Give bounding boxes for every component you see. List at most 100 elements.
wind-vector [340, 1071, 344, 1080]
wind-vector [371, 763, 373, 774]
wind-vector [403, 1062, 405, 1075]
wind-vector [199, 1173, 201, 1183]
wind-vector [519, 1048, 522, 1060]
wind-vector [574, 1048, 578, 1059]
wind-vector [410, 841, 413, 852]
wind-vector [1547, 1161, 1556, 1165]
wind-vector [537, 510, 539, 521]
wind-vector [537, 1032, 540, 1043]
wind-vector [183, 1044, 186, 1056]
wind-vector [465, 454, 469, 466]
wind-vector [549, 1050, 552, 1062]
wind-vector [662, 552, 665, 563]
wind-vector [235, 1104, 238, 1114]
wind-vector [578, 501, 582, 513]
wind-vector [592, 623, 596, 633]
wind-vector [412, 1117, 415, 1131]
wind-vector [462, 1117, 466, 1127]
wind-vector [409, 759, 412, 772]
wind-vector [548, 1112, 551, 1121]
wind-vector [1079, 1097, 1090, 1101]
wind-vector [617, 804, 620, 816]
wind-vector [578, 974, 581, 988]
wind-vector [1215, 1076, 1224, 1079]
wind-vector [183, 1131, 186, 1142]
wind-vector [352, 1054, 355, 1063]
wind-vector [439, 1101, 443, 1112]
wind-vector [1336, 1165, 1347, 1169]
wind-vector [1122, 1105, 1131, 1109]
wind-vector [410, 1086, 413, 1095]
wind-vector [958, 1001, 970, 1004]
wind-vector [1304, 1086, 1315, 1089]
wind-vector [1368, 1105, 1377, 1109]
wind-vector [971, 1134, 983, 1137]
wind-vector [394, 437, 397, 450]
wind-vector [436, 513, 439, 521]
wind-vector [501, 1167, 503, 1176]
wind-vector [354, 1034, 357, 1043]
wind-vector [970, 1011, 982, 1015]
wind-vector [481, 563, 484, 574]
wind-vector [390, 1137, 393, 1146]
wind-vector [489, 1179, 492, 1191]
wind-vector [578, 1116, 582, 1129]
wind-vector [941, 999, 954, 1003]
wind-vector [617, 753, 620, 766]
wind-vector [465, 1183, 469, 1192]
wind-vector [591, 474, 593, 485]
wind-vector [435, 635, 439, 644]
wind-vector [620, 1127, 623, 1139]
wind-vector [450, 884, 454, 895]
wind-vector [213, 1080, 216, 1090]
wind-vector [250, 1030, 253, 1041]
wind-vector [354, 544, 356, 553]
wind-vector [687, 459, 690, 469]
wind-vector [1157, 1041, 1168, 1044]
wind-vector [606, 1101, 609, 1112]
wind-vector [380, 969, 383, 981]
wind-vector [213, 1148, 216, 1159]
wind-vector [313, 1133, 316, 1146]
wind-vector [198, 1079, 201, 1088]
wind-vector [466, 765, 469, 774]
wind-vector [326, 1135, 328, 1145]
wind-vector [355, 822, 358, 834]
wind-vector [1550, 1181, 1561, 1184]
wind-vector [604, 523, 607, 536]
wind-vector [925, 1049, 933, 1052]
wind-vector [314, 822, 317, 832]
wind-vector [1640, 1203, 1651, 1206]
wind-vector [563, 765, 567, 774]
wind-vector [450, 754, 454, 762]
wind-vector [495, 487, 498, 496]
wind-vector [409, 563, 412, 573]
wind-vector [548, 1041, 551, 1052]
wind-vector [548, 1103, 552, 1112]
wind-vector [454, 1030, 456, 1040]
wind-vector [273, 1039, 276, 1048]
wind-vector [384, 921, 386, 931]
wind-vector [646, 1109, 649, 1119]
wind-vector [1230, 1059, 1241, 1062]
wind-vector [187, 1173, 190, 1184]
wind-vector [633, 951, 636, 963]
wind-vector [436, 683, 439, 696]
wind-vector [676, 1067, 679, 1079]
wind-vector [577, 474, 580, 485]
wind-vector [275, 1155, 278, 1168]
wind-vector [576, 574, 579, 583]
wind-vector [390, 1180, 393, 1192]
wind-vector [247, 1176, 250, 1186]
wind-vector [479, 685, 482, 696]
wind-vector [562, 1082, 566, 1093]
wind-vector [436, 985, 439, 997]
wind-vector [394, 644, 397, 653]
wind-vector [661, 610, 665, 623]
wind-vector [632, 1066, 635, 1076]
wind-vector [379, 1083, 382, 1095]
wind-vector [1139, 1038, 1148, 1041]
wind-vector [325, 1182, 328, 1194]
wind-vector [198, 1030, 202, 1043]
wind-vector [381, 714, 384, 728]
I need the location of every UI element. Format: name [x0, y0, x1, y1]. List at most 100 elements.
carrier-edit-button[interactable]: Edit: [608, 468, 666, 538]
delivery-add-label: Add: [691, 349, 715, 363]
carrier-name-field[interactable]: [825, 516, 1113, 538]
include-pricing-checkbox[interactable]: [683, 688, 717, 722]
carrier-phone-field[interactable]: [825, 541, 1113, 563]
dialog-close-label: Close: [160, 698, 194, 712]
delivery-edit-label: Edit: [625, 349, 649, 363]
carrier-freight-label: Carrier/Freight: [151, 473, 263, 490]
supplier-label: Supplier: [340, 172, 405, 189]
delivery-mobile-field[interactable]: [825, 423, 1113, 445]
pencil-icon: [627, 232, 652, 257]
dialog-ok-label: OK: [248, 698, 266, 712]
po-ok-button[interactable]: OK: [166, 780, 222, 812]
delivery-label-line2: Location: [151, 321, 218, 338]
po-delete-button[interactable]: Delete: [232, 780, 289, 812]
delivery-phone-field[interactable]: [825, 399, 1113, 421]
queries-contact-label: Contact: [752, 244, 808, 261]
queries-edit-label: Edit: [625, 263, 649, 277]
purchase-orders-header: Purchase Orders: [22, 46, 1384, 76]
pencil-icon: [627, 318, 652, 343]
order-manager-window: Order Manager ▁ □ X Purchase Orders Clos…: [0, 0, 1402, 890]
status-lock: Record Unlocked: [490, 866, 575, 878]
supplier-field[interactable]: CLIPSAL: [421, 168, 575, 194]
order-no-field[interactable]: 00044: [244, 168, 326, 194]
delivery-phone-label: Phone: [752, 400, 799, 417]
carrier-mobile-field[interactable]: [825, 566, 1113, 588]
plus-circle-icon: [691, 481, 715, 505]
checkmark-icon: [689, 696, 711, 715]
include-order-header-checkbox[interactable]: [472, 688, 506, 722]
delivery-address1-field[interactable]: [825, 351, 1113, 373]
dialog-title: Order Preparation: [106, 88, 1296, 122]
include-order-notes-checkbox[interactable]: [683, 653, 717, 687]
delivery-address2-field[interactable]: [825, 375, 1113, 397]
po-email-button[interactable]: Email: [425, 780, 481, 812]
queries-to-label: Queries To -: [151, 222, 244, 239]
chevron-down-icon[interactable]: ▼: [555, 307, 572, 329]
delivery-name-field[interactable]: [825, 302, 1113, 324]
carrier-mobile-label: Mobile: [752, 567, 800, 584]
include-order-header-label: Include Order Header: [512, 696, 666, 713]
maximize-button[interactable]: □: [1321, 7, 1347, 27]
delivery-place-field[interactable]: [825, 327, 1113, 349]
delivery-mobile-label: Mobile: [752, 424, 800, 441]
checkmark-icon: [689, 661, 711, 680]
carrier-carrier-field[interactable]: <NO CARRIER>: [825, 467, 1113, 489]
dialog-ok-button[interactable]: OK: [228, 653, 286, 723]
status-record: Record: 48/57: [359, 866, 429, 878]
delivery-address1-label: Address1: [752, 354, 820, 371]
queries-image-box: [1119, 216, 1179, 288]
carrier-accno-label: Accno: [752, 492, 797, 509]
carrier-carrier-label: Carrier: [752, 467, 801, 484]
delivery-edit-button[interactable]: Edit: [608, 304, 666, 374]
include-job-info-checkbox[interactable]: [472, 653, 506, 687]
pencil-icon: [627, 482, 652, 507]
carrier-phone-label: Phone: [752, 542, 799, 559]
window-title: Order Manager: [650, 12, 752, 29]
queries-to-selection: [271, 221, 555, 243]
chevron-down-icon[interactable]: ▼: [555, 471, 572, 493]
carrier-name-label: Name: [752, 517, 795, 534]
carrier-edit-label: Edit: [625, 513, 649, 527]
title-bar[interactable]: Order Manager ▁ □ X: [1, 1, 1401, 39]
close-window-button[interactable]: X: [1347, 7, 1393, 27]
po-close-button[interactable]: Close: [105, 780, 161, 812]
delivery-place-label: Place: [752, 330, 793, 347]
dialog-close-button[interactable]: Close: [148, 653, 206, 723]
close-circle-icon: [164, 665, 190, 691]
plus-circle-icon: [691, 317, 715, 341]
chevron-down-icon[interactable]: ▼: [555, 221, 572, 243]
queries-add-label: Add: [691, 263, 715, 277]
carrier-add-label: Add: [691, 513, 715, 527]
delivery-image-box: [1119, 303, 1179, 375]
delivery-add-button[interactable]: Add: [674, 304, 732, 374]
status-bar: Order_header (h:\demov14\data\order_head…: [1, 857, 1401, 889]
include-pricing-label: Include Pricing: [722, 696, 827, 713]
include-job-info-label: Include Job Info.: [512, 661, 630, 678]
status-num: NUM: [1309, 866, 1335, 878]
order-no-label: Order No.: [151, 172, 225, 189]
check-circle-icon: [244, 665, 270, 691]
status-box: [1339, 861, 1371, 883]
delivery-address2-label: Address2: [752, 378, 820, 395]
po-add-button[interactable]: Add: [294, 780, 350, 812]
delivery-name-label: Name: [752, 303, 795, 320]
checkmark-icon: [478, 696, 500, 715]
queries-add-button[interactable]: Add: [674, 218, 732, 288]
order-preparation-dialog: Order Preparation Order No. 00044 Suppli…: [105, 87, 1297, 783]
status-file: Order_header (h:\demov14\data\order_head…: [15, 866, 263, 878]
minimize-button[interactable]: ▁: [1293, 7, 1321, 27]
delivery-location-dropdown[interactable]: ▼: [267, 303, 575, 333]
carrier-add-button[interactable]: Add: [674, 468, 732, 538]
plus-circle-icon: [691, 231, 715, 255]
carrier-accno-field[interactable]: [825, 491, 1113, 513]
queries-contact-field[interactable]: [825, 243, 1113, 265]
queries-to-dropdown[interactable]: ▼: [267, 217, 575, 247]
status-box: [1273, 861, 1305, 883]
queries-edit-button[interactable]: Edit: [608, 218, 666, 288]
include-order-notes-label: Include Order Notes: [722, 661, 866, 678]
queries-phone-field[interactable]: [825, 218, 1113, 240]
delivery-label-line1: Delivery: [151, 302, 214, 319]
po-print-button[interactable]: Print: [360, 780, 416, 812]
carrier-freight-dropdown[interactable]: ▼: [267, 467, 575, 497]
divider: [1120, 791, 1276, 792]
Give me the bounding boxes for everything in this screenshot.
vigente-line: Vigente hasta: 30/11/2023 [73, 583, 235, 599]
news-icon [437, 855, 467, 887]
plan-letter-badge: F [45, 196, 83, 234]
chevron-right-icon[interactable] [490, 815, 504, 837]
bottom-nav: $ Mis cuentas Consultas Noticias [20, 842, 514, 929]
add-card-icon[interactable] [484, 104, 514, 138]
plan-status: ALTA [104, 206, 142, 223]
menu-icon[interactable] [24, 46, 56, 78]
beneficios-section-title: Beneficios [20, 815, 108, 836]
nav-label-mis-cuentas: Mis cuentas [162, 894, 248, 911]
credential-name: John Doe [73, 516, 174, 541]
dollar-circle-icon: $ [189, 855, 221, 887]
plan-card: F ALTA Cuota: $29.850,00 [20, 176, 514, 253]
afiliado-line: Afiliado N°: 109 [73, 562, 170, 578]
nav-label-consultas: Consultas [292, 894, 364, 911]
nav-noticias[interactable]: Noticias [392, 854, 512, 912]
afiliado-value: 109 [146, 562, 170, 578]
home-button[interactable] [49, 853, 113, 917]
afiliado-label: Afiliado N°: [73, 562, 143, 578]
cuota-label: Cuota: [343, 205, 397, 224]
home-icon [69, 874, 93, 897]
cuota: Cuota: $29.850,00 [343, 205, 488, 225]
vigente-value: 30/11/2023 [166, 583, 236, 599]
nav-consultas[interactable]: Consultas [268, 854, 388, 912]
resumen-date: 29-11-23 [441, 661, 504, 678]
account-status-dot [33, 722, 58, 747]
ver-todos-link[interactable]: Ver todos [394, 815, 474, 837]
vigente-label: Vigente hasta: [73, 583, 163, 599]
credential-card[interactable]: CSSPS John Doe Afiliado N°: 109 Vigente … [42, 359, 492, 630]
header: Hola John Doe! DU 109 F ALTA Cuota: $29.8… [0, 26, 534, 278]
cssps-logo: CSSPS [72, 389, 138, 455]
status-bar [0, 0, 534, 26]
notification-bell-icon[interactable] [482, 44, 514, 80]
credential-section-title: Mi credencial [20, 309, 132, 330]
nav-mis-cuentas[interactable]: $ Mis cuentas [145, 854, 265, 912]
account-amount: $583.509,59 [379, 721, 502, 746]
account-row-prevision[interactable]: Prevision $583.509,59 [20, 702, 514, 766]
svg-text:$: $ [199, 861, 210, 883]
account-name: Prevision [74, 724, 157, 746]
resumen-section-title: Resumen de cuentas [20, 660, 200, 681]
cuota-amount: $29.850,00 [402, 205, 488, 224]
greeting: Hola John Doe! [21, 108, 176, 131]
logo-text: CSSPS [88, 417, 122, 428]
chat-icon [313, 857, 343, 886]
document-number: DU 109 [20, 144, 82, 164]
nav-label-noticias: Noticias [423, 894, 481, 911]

→ **Problem**
Rewrite the records as a numbered list, beginning at the first line and stopping after the line that contains "wind-vector [574, 1048, 578, 1059]". Include both of those lines and leave out any blank lines.

→ **Response for this exercise**
1. Give bounding boxes for every component you see. List at most 100 elements.
2. wind-vector [340, 1071, 344, 1080]
3. wind-vector [371, 763, 373, 774]
4. wind-vector [403, 1062, 405, 1075]
5. wind-vector [199, 1173, 201, 1183]
6. wind-vector [519, 1048, 522, 1060]
7. wind-vector [574, 1048, 578, 1059]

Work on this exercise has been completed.